_Written problem_
Scan the data. Collect each line that contains the word "What".

_Data section_
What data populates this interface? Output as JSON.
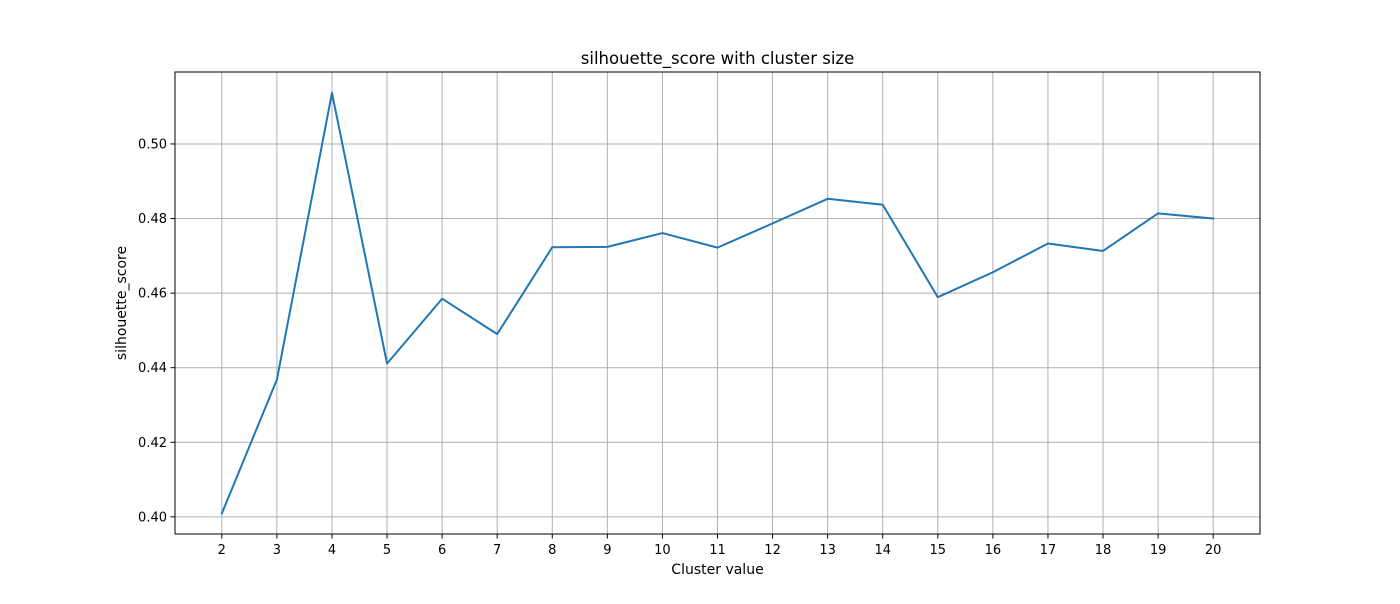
{
  "chart_data": {
    "type": "line",
    "title": "silhouette_score with cluster size",
    "xlabel": "Cluster value",
    "ylabel": "silhouette_score",
    "x": [
      2,
      3,
      4,
      5,
      6,
      7,
      8,
      9,
      10,
      11,
      12,
      13,
      14,
      15,
      16,
      17,
      18,
      19,
      20
    ],
    "series": [
      {
        "color": "#1f77b4",
        "values": [
          0.4009,
          0.4368,
          0.5137,
          0.4411,
          0.4585,
          0.449,
          0.4723,
          0.4724,
          0.4761,
          0.4722,
          0.4787,
          0.4853,
          0.4837,
          0.4589,
          0.4656,
          0.4733,
          0.4713,
          0.4814,
          0.48
        ]
      }
    ],
    "xlim": [
      1.15,
      20.85
    ],
    "ylim": [
      0.3954,
      0.5193
    ],
    "xticks": [
      2,
      3,
      4,
      5,
      6,
      7,
      8,
      9,
      10,
      11,
      12,
      13,
      14,
      15,
      16,
      17,
      18,
      19,
      20
    ],
    "yticks": [
      0.4,
      0.42,
      0.44,
      0.46,
      0.48,
      0.5
    ],
    "ytick_labels": [
      "0.40",
      "0.42",
      "0.44",
      "0.46",
      "0.48",
      "0.50"
    ],
    "grid": true,
    "grid_color": "#b0b0b0",
    "legend": "none"
  }
}
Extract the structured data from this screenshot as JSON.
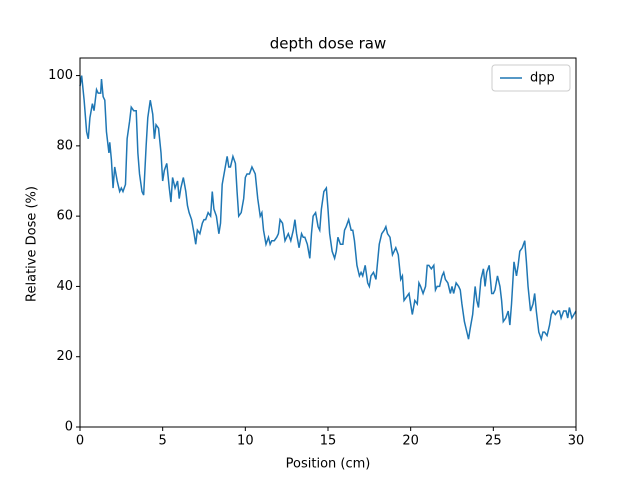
{
  "chart_data": {
    "type": "line",
    "title": "depth dose raw",
    "xlabel": "Position (cm)",
    "ylabel": "Relative Dose (%)",
    "xlim": [
      0,
      30
    ],
    "ylim": [
      0,
      105
    ],
    "xticks": [
      0,
      5,
      10,
      15,
      20,
      25,
      30
    ],
    "yticks": [
      0,
      20,
      40,
      60,
      80,
      100
    ],
    "legend": "upper right",
    "x": [
      0,
      0.1,
      0.25,
      0.4,
      0.5,
      0.6,
      0.75,
      0.85,
      1.0,
      1.1,
      1.25,
      1.3,
      1.4,
      1.5,
      1.6,
      1.75,
      1.8,
      1.9,
      2.0,
      2.1,
      2.25,
      2.4,
      2.5,
      2.6,
      2.75,
      2.85,
      3.0,
      3.1,
      3.25,
      3.4,
      3.5,
      3.6,
      3.75,
      3.85,
      4.0,
      4.1,
      4.25,
      4.4,
      4.5,
      4.6,
      4.75,
      4.9,
      5.0,
      5.1,
      5.25,
      5.4,
      5.5,
      5.6,
      5.75,
      5.9,
      6.0,
      6.1,
      6.25,
      6.4,
      6.5,
      6.6,
      6.75,
      6.9,
      7.0,
      7.1,
      7.25,
      7.4,
      7.5,
      7.6,
      7.75,
      7.9,
      8.0,
      8.1,
      8.25,
      8.4,
      8.5,
      8.6,
      8.75,
      8.9,
      9.0,
      9.1,
      9.25,
      9.4,
      9.5,
      9.6,
      9.75,
      9.9,
      10.0,
      10.1,
      10.25,
      10.4,
      10.5,
      10.6,
      10.75,
      10.9,
      11.0,
      11.1,
      11.25,
      11.4,
      11.5,
      11.6,
      11.75,
      11.9,
      12.0,
      12.1,
      12.25,
      12.4,
      12.5,
      12.6,
      12.75,
      12.9,
      13.0,
      13.1,
      13.25,
      13.4,
      13.5,
      13.6,
      13.75,
      13.9,
      14.0,
      14.1,
      14.25,
      14.4,
      14.5,
      14.6,
      14.75,
      14.9,
      15.0,
      15.1,
      15.25,
      15.4,
      15.5,
      15.6,
      15.75,
      15.9,
      16.0,
      16.1,
      16.25,
      16.4,
      16.5,
      16.6,
      16.75,
      16.9,
      17.0,
      17.1,
      17.25,
      17.4,
      17.5,
      17.6,
      17.75,
      17.9,
      18.0,
      18.1,
      18.25,
      18.4,
      18.5,
      18.6,
      18.75,
      18.9,
      19.0,
      19.1,
      19.25,
      19.4,
      19.5,
      19.6,
      19.75,
      19.9,
      20.0,
      20.1,
      20.25,
      20.4,
      20.5,
      20.6,
      20.75,
      20.9,
      21.0,
      21.1,
      21.25,
      21.4,
      21.5,
      21.6,
      21.75,
      21.9,
      22.0,
      22.1,
      22.25,
      22.4,
      22.5,
      22.6,
      22.75,
      22.9,
      23.0,
      23.1,
      23.25,
      23.4,
      23.5,
      23.6,
      23.75,
      23.9,
      24.0,
      24.1,
      24.25,
      24.4,
      24.5,
      24.6,
      24.75,
      24.9,
      25.0,
      25.1,
      25.25,
      25.4,
      25.5,
      25.6,
      25.75,
      25.9,
      26.0,
      26.1,
      26.25,
      26.4,
      26.5,
      26.6,
      26.75,
      26.9,
      27.0,
      27.1,
      27.25,
      27.4,
      27.5,
      27.6,
      27.75,
      27.9,
      28.0,
      28.1,
      28.25,
      28.4,
      28.5,
      28.6,
      28.75,
      28.9,
      29.0,
      29.1,
      29.25,
      29.4,
      29.5,
      29.6,
      29.75,
      30.0
    ],
    "series": [
      {
        "name": "dpp",
        "color": "#1f77b4",
        "values": [
          97,
          100,
          93,
          84,
          82,
          88,
          92,
          90,
          96,
          95,
          95,
          99,
          94,
          93,
          84,
          78,
          81,
          76,
          68,
          74,
          70,
          67,
          68,
          67,
          69,
          82,
          87,
          91,
          90,
          90,
          78,
          72,
          67,
          66,
          80,
          88,
          93,
          89,
          82,
          86,
          85,
          78,
          70,
          73,
          75,
          68,
          64,
          71,
          68,
          70,
          65,
          68,
          71,
          67,
          63,
          61,
          59,
          55,
          52,
          56,
          55,
          58,
          59,
          59,
          61,
          60,
          67,
          62,
          60,
          55,
          58,
          69,
          73,
          77,
          74,
          74,
          77,
          75,
          67,
          60,
          61,
          65,
          71,
          72,
          72,
          74,
          73,
          72,
          65,
          60,
          61,
          56,
          52,
          54,
          52,
          53,
          53,
          54,
          55,
          59,
          58,
          53,
          54,
          55,
          53,
          56,
          59,
          55,
          51,
          55,
          54,
          54,
          52,
          48,
          55,
          60,
          61,
          57,
          56,
          62,
          67,
          68,
          62,
          55,
          50,
          48,
          50,
          54,
          52,
          52,
          56,
          57,
          59,
          56,
          56,
          53,
          46,
          43,
          44,
          43,
          46,
          41,
          40,
          43,
          44,
          42,
          47,
          52,
          55,
          56,
          57,
          55,
          54,
          49,
          50,
          51,
          49,
          42,
          43,
          36,
          37,
          38,
          35,
          32,
          36,
          35,
          41,
          40,
          38,
          40,
          46,
          46,
          45,
          46,
          39,
          40,
          40,
          43,
          44,
          42,
          41,
          38,
          40,
          38,
          41,
          40,
          39,
          35,
          30,
          27,
          25,
          28,
          32,
          40,
          36,
          34,
          42,
          45,
          40,
          44,
          46,
          38,
          38,
          39,
          43,
          40,
          36,
          30,
          31,
          33,
          29,
          35,
          47,
          43,
          46,
          50,
          51,
          53,
          47,
          40,
          33,
          35,
          38,
          33,
          27,
          25,
          27,
          27,
          26,
          29,
          32,
          33,
          32,
          33,
          33,
          31,
          33,
          33,
          31,
          34,
          31,
          33
        ]
      }
    ]
  }
}
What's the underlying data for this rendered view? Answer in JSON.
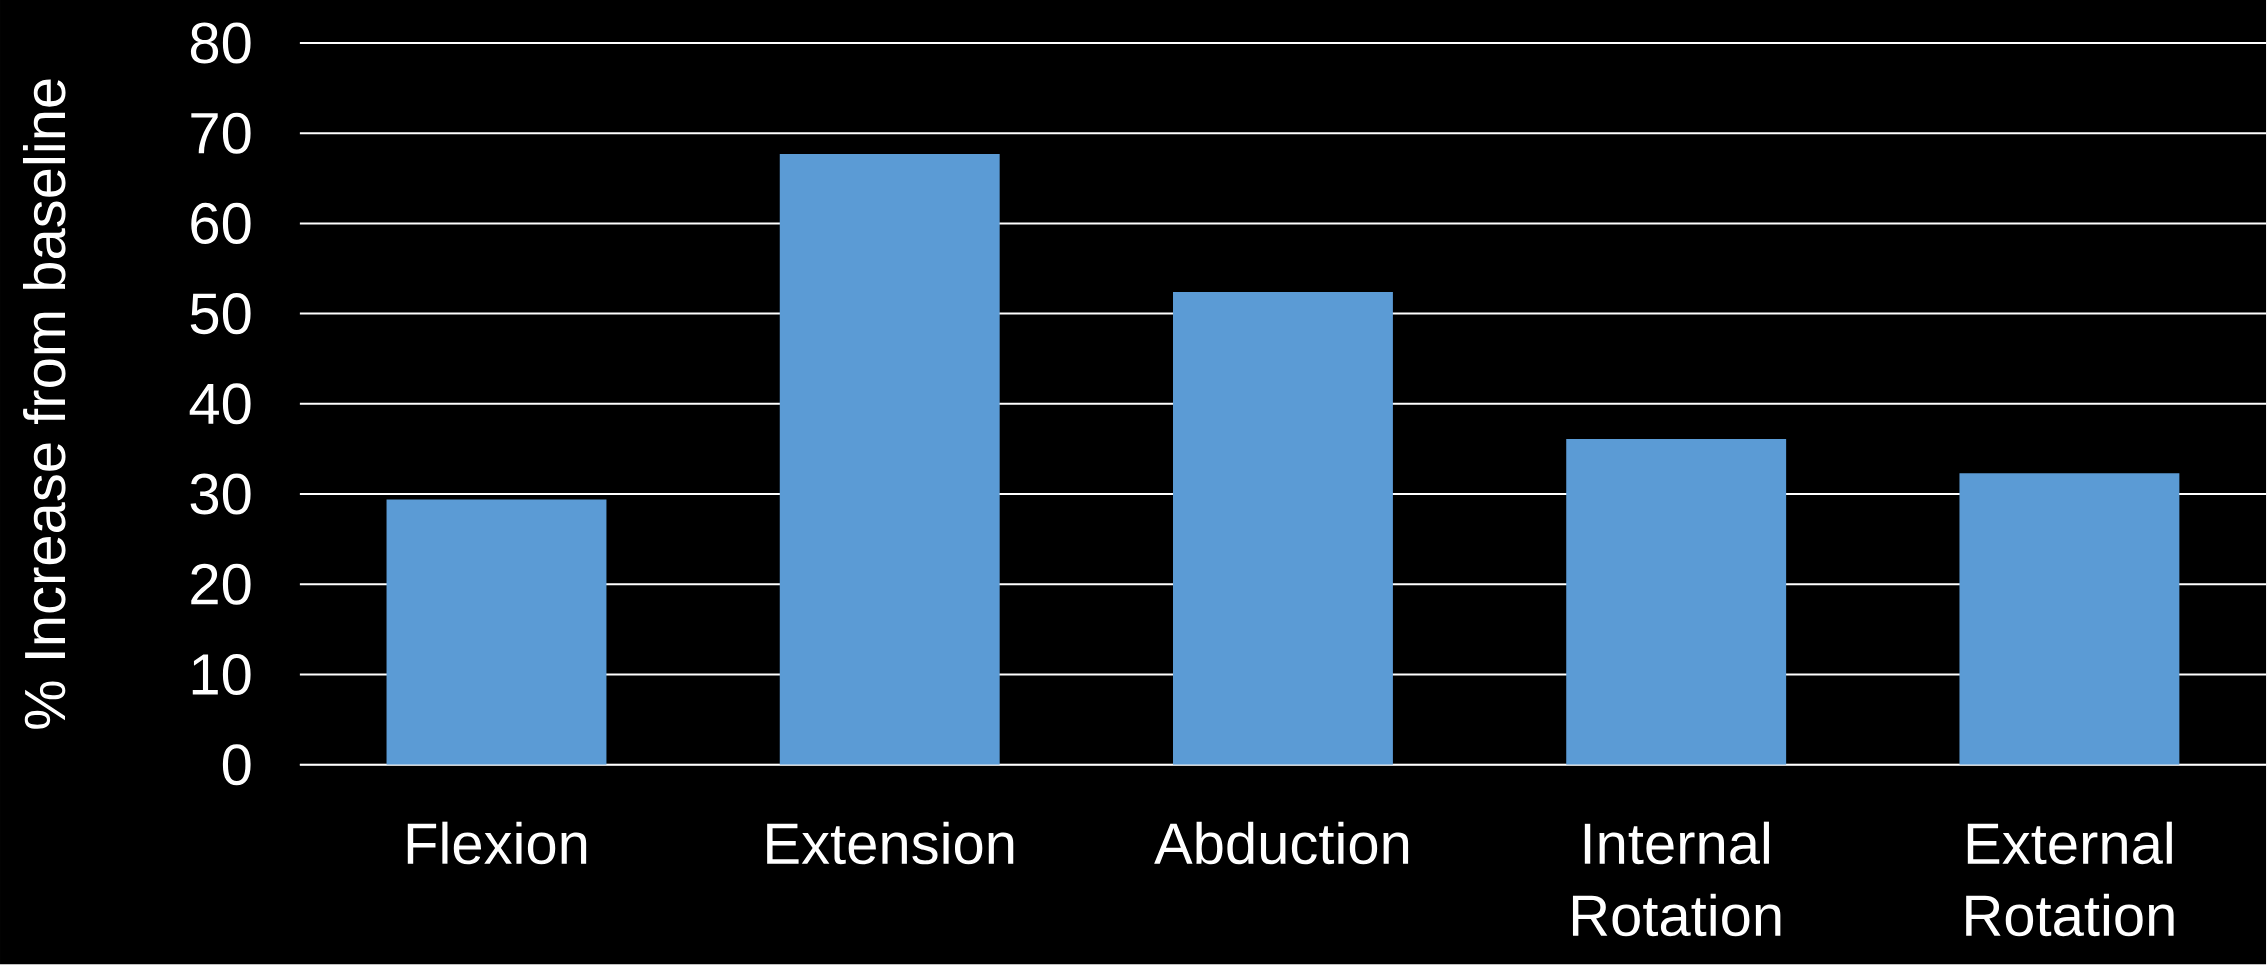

_Task answer_
What data populates this interface? Output as JSON.
What's the underlying data for this rendered view? Answer in JSON.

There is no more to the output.